> **Exercise prompt**
Filter the data for lines with the word "that", then copy every line so identified.

> **Data records**
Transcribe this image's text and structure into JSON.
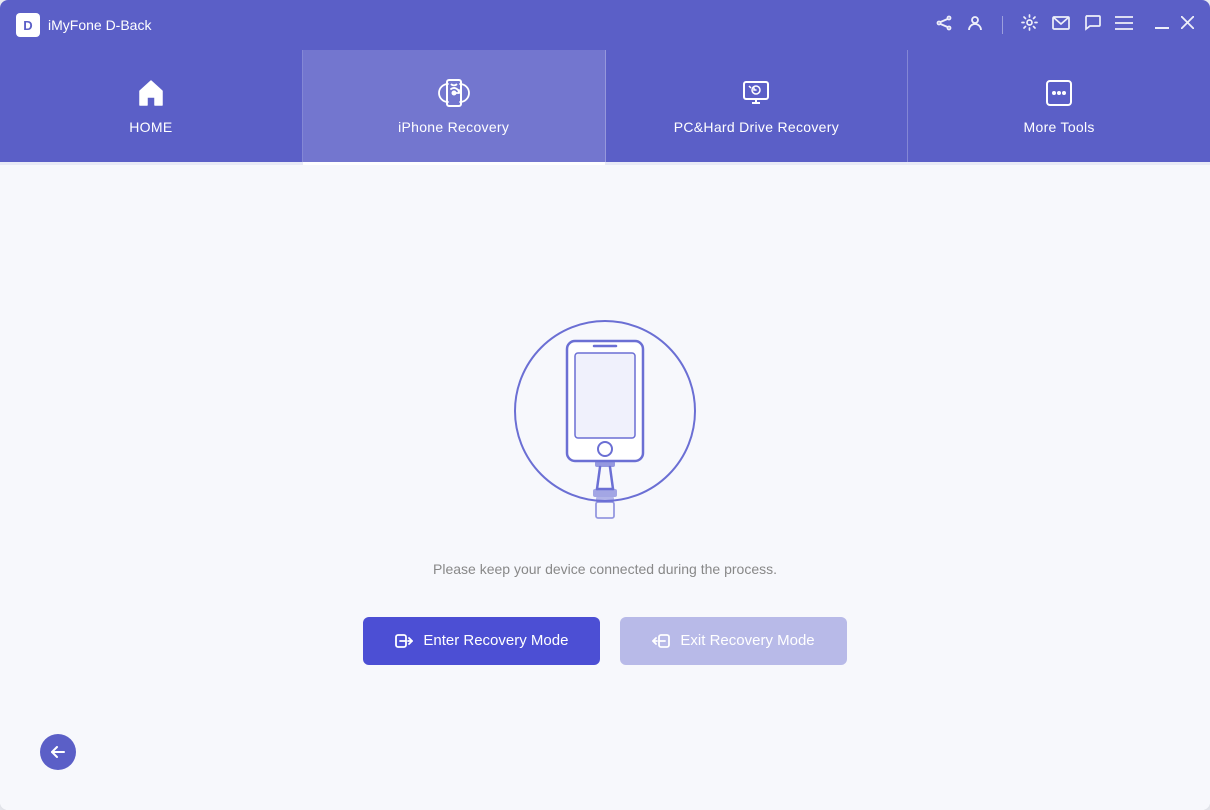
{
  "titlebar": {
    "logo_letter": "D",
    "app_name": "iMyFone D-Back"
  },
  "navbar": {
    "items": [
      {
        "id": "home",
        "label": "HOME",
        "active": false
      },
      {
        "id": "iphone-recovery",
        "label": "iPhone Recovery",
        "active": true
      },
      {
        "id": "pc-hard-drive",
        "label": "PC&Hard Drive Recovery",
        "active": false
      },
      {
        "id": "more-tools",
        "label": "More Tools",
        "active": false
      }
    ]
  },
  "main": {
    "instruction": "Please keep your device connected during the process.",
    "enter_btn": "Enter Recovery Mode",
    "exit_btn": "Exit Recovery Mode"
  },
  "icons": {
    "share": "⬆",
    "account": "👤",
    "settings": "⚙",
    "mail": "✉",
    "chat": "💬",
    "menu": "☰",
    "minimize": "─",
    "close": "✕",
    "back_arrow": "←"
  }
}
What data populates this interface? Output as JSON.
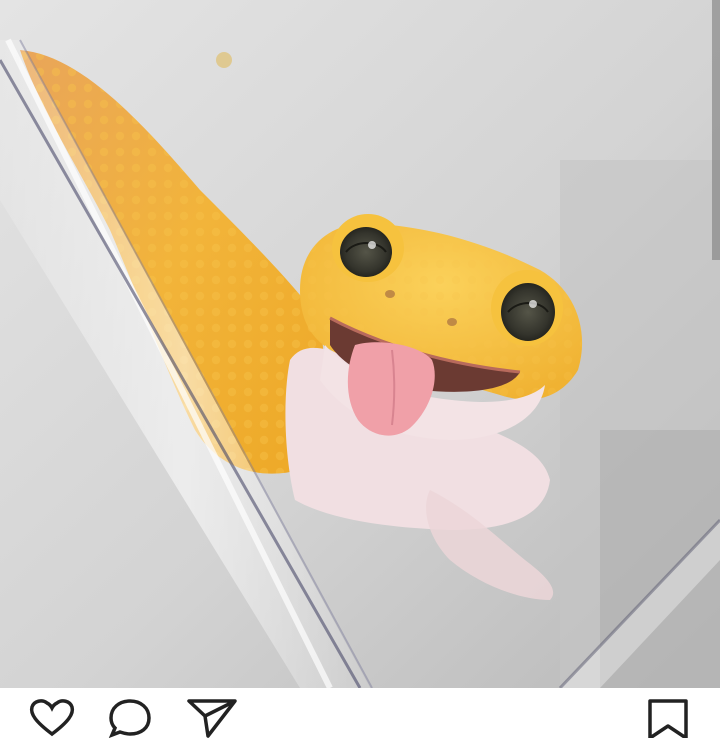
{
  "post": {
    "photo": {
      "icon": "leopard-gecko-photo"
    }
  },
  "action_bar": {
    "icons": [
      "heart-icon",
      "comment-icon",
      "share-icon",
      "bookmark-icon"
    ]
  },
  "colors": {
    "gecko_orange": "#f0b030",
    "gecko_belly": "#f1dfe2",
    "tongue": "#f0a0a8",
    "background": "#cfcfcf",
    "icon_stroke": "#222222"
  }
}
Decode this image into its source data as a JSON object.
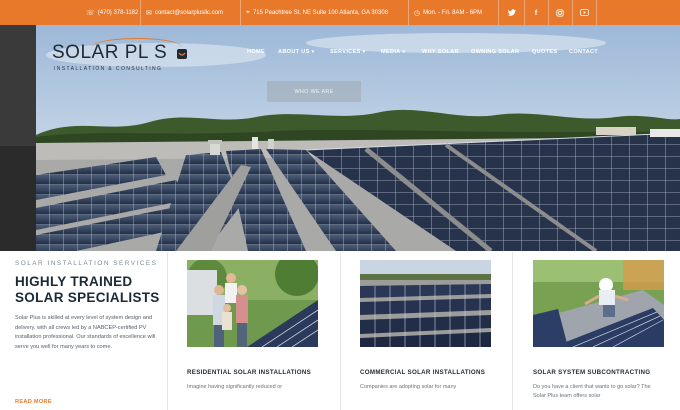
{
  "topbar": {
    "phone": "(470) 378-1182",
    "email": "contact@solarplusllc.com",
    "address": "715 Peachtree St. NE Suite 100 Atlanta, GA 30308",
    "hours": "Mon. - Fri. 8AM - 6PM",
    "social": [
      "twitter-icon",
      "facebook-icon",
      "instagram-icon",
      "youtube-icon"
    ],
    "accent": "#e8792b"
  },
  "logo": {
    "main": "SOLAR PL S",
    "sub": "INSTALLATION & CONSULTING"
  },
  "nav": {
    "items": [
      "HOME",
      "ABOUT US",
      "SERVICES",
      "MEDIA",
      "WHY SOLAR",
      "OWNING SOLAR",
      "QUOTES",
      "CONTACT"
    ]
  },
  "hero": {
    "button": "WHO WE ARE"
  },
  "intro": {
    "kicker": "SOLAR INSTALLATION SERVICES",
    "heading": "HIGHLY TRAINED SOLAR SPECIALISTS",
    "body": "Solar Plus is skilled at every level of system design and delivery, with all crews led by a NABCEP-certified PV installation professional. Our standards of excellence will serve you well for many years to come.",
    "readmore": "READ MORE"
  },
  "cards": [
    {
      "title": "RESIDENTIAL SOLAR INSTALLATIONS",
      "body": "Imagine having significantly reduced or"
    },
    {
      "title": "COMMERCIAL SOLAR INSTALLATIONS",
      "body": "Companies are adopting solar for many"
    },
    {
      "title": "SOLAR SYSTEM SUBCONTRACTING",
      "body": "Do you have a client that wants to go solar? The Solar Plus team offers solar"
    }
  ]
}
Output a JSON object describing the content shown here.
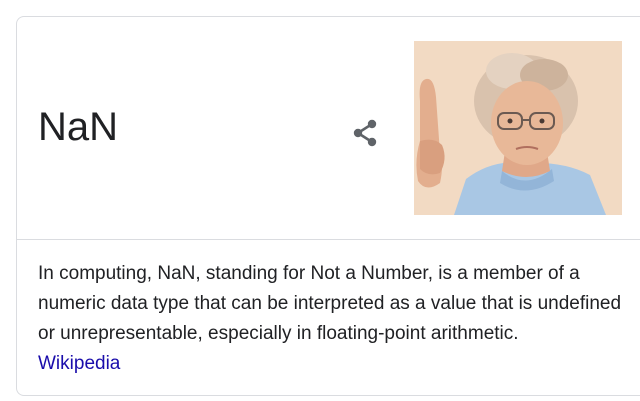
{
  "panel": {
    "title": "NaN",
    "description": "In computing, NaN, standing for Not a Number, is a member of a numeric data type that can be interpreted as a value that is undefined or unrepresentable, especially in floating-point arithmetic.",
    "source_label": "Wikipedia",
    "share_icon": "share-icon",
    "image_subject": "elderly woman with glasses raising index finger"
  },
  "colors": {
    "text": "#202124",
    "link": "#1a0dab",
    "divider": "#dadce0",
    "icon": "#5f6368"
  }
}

> **Reply to the exercise**
      "body": "Do you have a client that wants to go solar? The Solar Plus team offers solar"
    "description": "In computing, NaN, standing for Not a Number, is a member of a numeric data type that can be interpreted as a value that is undefined or unrepresentable, especially in floating-point arithmetic.",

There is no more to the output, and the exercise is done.